:: WHAT YOU HAVE TO DO ::
Retype all of the listing exactly, passing over any picture you find.

DATA RECORDS start

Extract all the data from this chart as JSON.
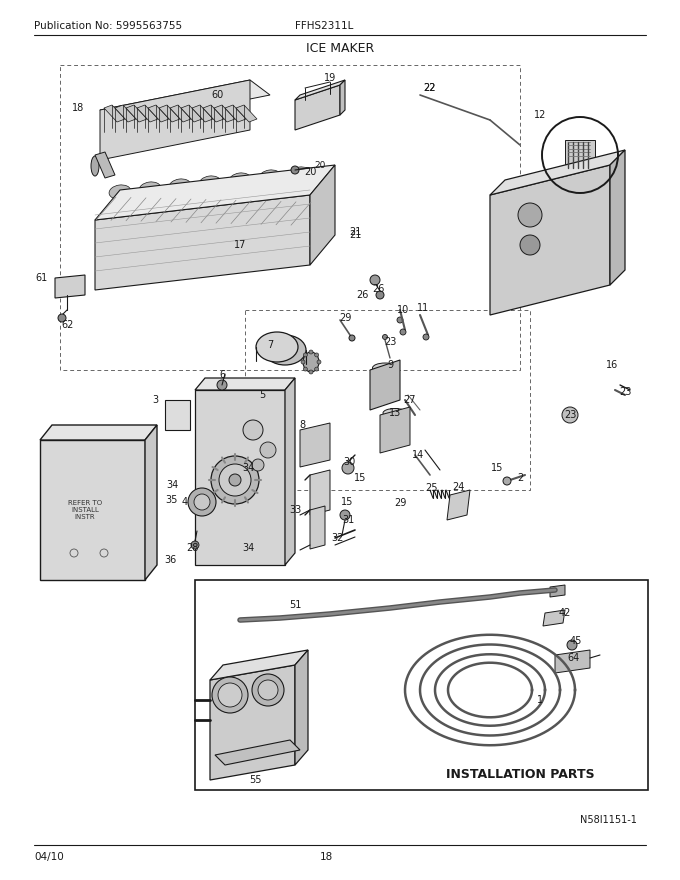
{
  "title": "ICE MAKER",
  "pub_no": "Publication No: 5995563755",
  "model": "FFHS2311L",
  "date": "04/10",
  "page": "18",
  "diagram_id": "N58I1151-1",
  "installation_parts_label": "INSTALLATION PARTS",
  "bg_color": "#ffffff",
  "line_color": "#1a1a1a",
  "gray1": "#aaaaaa",
  "gray2": "#cccccc",
  "gray3": "#e0e0e0",
  "title_fontsize": 9,
  "label_fontsize": 7.0,
  "small_fontsize": 6.5
}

DATA RECORDS end

:: COMPLETE ANSWER ::
Extract all the data from this chart as JSON.
{
  "title": "ICE MAKER",
  "pub_no": "Publication No: 5995563755",
  "model": "FFHS2311L",
  "date": "04/10",
  "page": "18",
  "diagram_id": "N58I1151-1",
  "installation_parts_label": "INSTALLATION PARTS",
  "bg_color": "#ffffff",
  "line_color": "#1a1a1a",
  "gray1": "#aaaaaa",
  "gray2": "#cccccc",
  "gray3": "#e0e0e0",
  "title_fontsize": 9,
  "label_fontsize": 7.0,
  "small_fontsize": 6.5
}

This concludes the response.